[Data records]
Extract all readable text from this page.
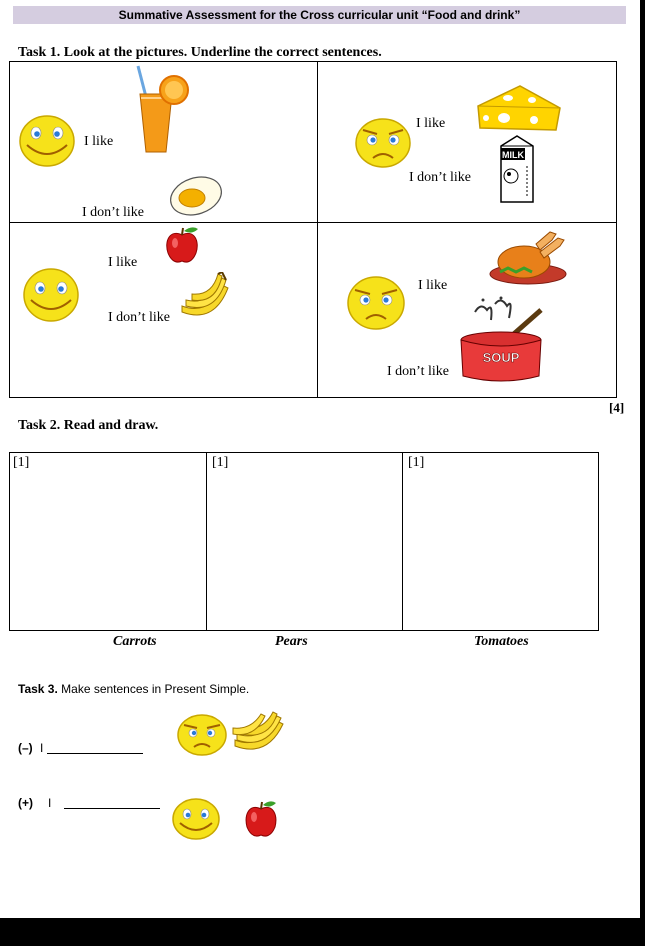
Summative Assessment for the Cross curricular unit “Food and drink”
Task 1. Look at the pictures. Underline the correct sentences.
I like
I don’t like
I like
I don’t like
MILK
I like
I don’t like
I like
I don’t like
SOUP
[4]
Task 2. Read and draw.
[1]	[1]	[1]
Carrots	Pears	Tomatoes
Task 3. Make sentences in Present Simple.
(–) I
(+) I
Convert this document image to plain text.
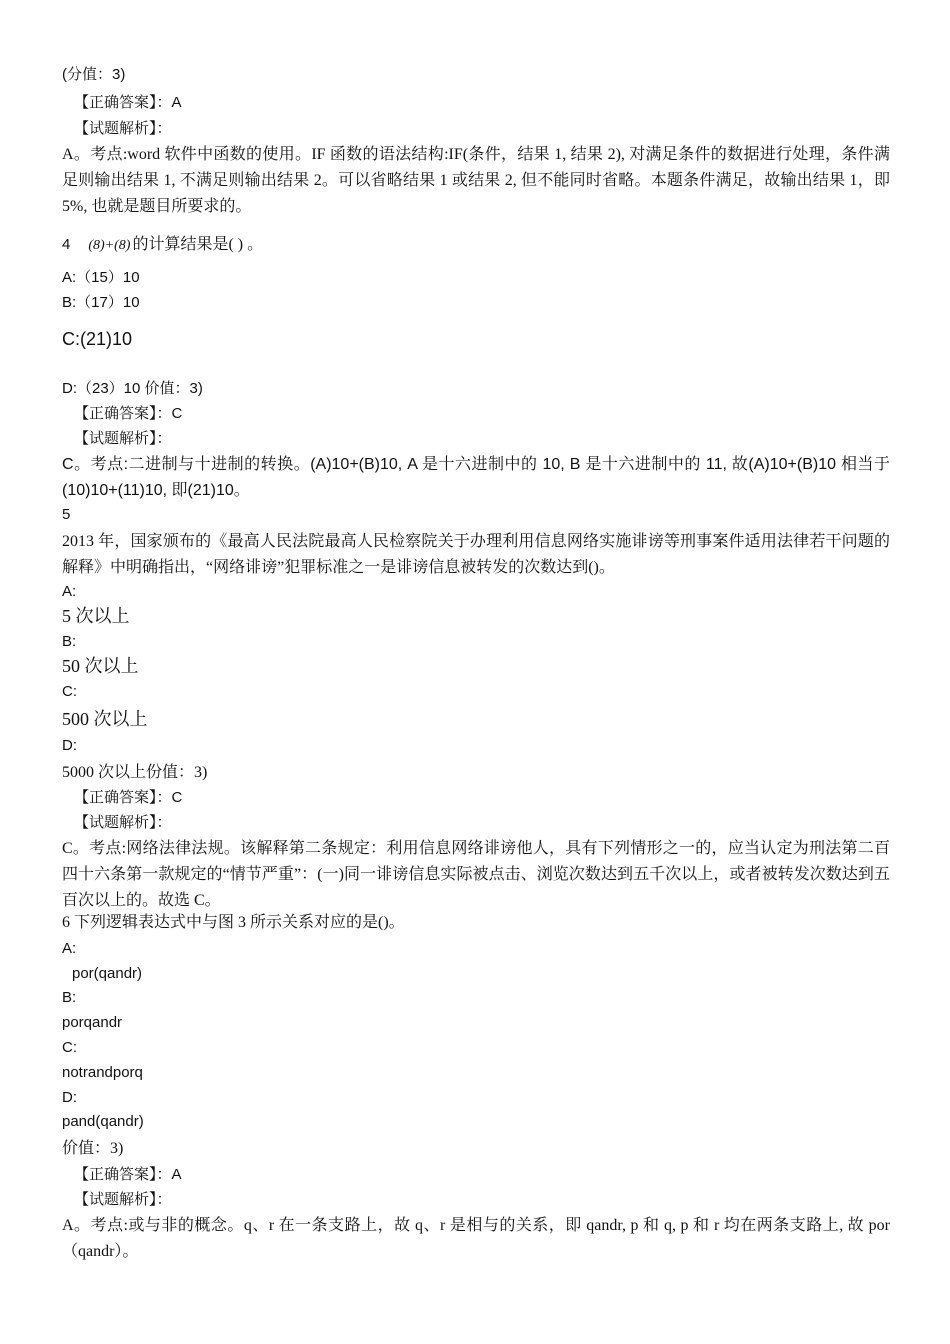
(分值：3)
【正确答案】：A
【试题解析】：
A。考点:word 软件中函数的使用。IF 函数的语法结构:IF(条件，结果 1, 结果 2), 对满足条件的数据进行处理，条件满足则输出结果 1, 不满足则输出结果 2。可以省略结果 1 或结果 2, 但不能同时省略。本题条件满足，故输出结果 1，即 5%, 也就是题目所要求的。
4 (8)+(8) 的计算结果是( ) 。
A:（15）10
B:（17）10
C:(21)10
D:（23）10 价值：3)
【正确答案】：C
【试题解析】：
C。考点:二进制与十进制的转换。(A)10+(B)10, A 是十六进制中的 10, B 是十六进制中的 11, 故(A)10+(B)10 相当于(10)10+(11)10, 即(21)10。
5
2013 年，国家颁布的《最高人民法院最高人民检察院关于办理利用信息网络实施诽谤等刑事案件适用法律若干问题的解释》中明确指出，“网络诽谤”犯罪标准之一是诽谤信息被转发的次数达到()。
A:
5 次以上
B:
50 次以上
C:
500 次以上
D:
5000 次以上份值：3)
【正确答案】：C
【试题解析】：
C。考点:网络法律法规。该解释第二条规定：利用信息网络诽谤他人，具有下列情形之一的，应当认定为刑法第二百四十六条第一款规定的“情节严重”：(一)同一诽谤信息实际被点击、浏览次数达到五千次以上，或者被转发次数达到五百次以上的。故选 C。
6 下列逻辑表达式中与图 3 所示关系对应的是()。
A:
por(qandr)
B:
porqandr
C:
notrandporq
D:
pand(qandr)
价值：3)
【正确答案】：A
【试题解析】：
A。考点:或与非的概念。q、r 在一条支路上，故 q、r 是相与的关系，即 qandr, p 和 q, p 和 r 均在两条支路上, 故 por（qandr）。
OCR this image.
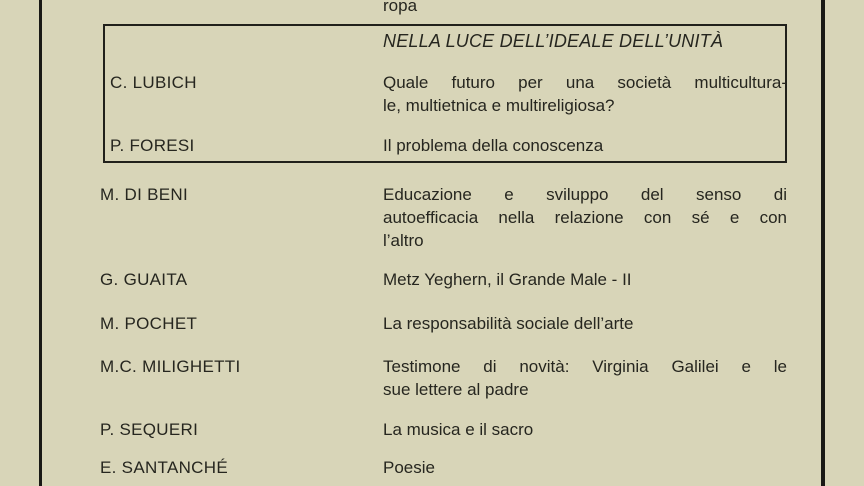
ropa
NELLA LUCE DELL’IDEALE DELL’UNITÀ
C. LUBICH	Quale futuro per una società multicultura-
le, multietnica e multireligiosa?
P. FORESI	Il problema della conoscenza
M. DI BENI	Educazione e sviluppo del senso di
autoefficacia nella relazione con sé e con
l’altro
G. GUAITA	Metz Yeghern, il Grande Male - II
M. POCHET	La responsabilità sociale dell’arte
M.C. MILIGHETTI	Testimone di novità: Virginia Galilei e le
sue lettere al padre
P. SEQUERI	La musica e il sacro
E. SANTANCHÉ	Poesie
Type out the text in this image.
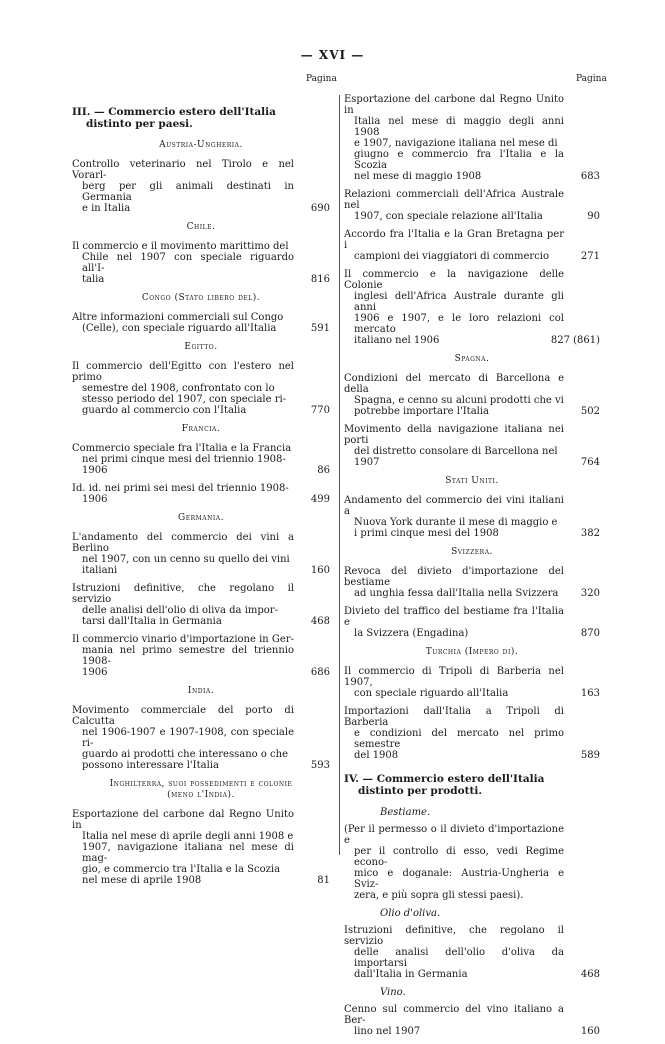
— XVI —
Pagina	Pagina
III. — Commercio estero dell'Italia
distinto per paesi.
Austria-Ungheria.
Controllo veterinario nel Tirolo e nel Vorarl-
berg per gli animali destinati in Germania
e in Italia	690
Chile.
Il commercio e il movimento marittimo del
Chile nel 1907 con speciale riguardo all'I-
talia	816
Congo (Stato libero del).
Altre informazioni commerciali sul Congo
(Celle), con speciale riguardo all'Italia	591
Egitto.
Il commercio dell'Egitto con l'estero nel primo
semestre del 1908, confrontato con lo
stesso periodo del 1907, con speciale ri-
guardo al commercio con l'Italia	770
Francia.
Commercio speciale fra l'Italia e la Francia
nei primi cinque mesi del triennio 1908-
1906	86
Id. id. nei primi sei mesi del triennio 1908-
1906	499
Germania.
L'andamento del commercio dei vini a Berlino
nel 1907, con un cenno su quello dei vini
italiani	160
Istruzioni definitive, che regolano il servizio
delle analisi dell'olio di oliva da impor-
tarsi dall'Italia in Germania	468
Il commercio vinario d'importazione in Ger-
mania nel primo semestre del triennio 1908-
1906	686
India.
Movimento commerciale del porto di Calcutta
nel 1906-1907 e 1907-1908, con speciale ri-
guardo ai prodotti che interessano o che
possono interessare l'Italia	593
Inghilterra, suoi possedimenti e colonie
(meno l'India).
Esportazione del carbone dal Regno Unito in
Italia nel mese di aprile degli anni 1908 e
1907, navigazione italiana nel mese di mag-
gio, e commercio tra l'Italia e la Scozia
nel mese di aprile 1908	81
Esportazione del carbone dal Regno Unito in
Italia nel mese di maggio degli anni 1908
e 1907, navigazione italiana nel mese di
giugno e commercio fra l'Italia e la Scozia
nel mese di maggio 1908	683
Relazioni commerciali dell'Africa Australe nel
1907, con speciale relazione all'Italia	90
Accordo fra l'Italia e la Gran Bretagna per i
campioni dei viaggiatori di commercio	271
Il commercio e la navigazione delle Colonie
inglesi dell'Africa Australe durante gli anni
1906 e 1907, e le loro relazioni col mercato
italiano nel 1906	827 (861)
Spagna.
Condizioni del mercato di Barcellona e della
Spagna, e cenno su alcuni prodotti che vi
potrebbe importare l'Italia	502
Movimento della navigazione italiana nei porti
del distretto consolare di Barcellona nel
1907	764
Stati Uniti.
Andamento del commercio dei vini italiani a
Nuova York durante il mese di maggio e
i primi cinque mesi del 1908	382
Svizzera.
Revoca del divieto d'importazione del bestiame
ad unghia fessa dall'Italia nella Svizzera	320
Divieto del traffico del bestiame fra l'Italia e
la Svizzera (Engadina)	870
Turchia (Impero di).
Il commercio di Tripoli di Barberia nel 1907,
con speciale riguardo all'Italia	163
Importazioni dall'Italia a Tripoli di Barberia
e condizioni del mercato nel primo semestre
del 1908	589
IV. — Commercio estero dell'Italia
distinto per prodotti.
Bestiame.
(Per il permesso o il divieto d'importazione e
per il controllo di esso, vedi Regime econo-
mico e doganale: Austria-Ungheria e Sviz-
zera, e più sopra gli stessi paesi).
Olio d'oliva.
Istruzioni definitive, che regolano il servizio
delle analisi dell'olio d'oliva da importarsi
dall'Italia in Germania	468
Vino.
Cenno sul commercio del vino italiano a Ber-
lino nel 1907	160
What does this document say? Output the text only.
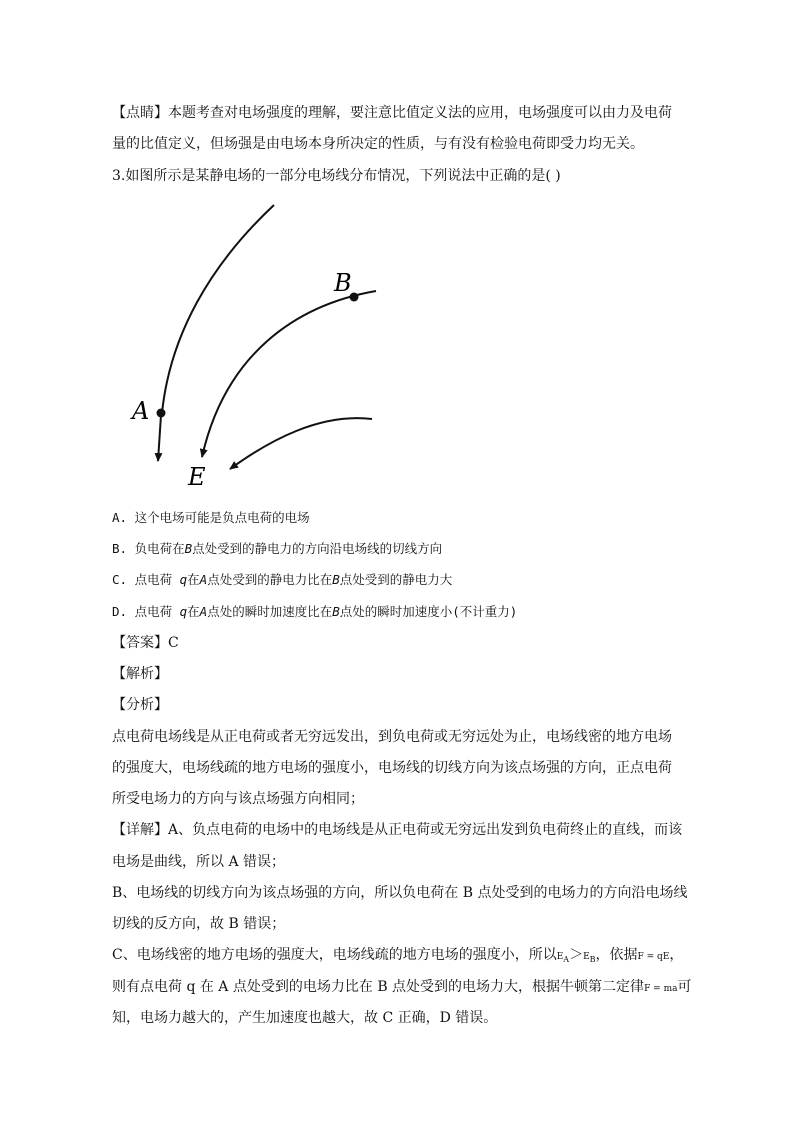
【点睛】本题考查对电场强度的理解，要注意比值定义法的应用，电场强度可以由力及电荷
量的比值定义，但场强是由电场本身所决定的性质，与有没有检验电荷即受力均无关。
3.如图所示是某静电场的一部分电场线分布情况，下列说法中正确的是( )
A
B
E
A. 这个电场可能是负点电荷的电场
B. 负电荷在B点处受到的静电力的方向沿电场线的切线方向
C. 点电荷 q在A点处受到的静电力比在B点处受到的静电力大
D. 点电荷 q在A点处的瞬时加速度比在B点处的瞬时加速度小(不计重力)
【答案】C
【解析】
【分析】
点电荷电场线是从正电荷或者无穷远发出，到负电荷或无穷远处为止，电场线密的地方电场
的强度大，电场线疏的地方电场的强度小，电场线的切线方向为该点场强的方向，正点电荷
所受电场力的方向与该点场强方向相同；
【详解】A、负点电荷的电场中的电场线是从正电荷或无穷远出发到负电荷终止的直线，而该
电场是曲线，所以 A 错误；
B、电场线的切线方向为该点场强的方向，所以负电荷在 B 点处受到的电场力的方向沿电场线
切线的反方向，故 B 错误；
C、电场线密的地方电场的强度大，电场线疏的地方电场的强度小，所以$E_A>E_B$，依据F = qE，
则有点电荷 q 在 A 点处受到的电场力比在 B 点处受到的电场力大，根据牛顿第二定律F = ma可
知，电场力越大的，产生加速度也越大，故 C 正确，D 错误。
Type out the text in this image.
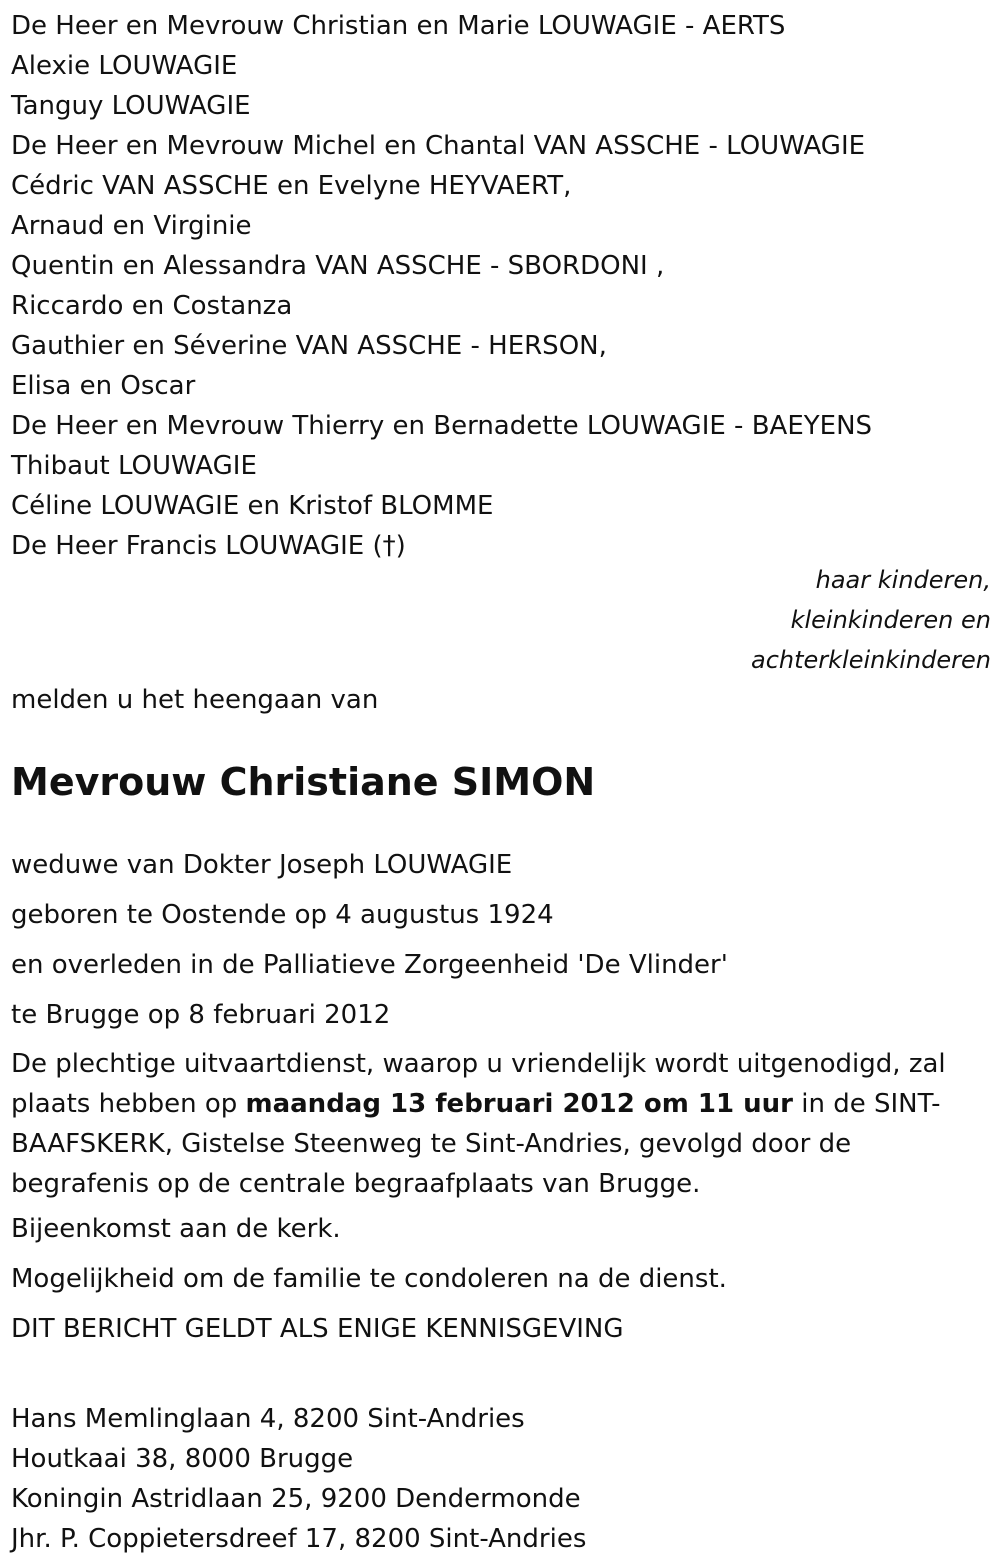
De Heer en Mevrouw Christian en Marie LOUWAGIE - AERTS
Alexie LOUWAGIE
Tanguy LOUWAGIE
De Heer en Mevrouw Michel en Chantal VAN ASSCHE - LOUWAGIE
Cédric VAN ASSCHE en Evelyne HEYVAERT,
Arnaud en Virginie
Quentin en Alessandra VAN ASSCHE - SBORDONI ,
Riccardo en Costanza
Gauthier en Séverine VAN ASSCHE - HERSON,
Elisa en Oscar
De Heer en Mevrouw Thierry en Bernadette LOUWAGIE - BAEYENS
Thibaut LOUWAGIE
Céline LOUWAGIE en Kristof BLOMME
De Heer Francis LOUWAGIE (†)
haar kinderen,
kleinkinderen en
achterkleinkinderen
melden u het heengaan van
Mevrouw Christiane SIMON
weduwe van Dokter Joseph LOUWAGIE
geboren te Oostende op 4 augustus 1924
en overleden in de Palliatieve Zorgeenheid 'De Vlinder'
te Brugge op 8 februari 2012
De plechtige uitvaartdienst, waarop u vriendelijk wordt uitgenodigd, zal plaats hebben op maandag 13 februari 2012 om 11 uur in de SINT-BAAFSKERK, Gistelse Steenweg te Sint-Andries, gevolgd door de begrafenis op de centrale begraafplaats van Brugge.
Bijeenkomst aan de kerk.
Mogelijkheid om de familie te condoleren na de dienst.
DIT BERICHT GELDT ALS ENIGE KENNISGEVING
Hans Memlinglaan 4, 8200 Sint-Andries
Houtkaai 38, 8000 Brugge
Koningin Astridlaan 25, 9200 Dendermonde
Jhr. P. Coppietersdreef 17, 8200 Sint-Andries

## The task
Copy every line in the records above that contains the word "distinto".

## Task solution
distinto per paesi.
distinto per prodotti.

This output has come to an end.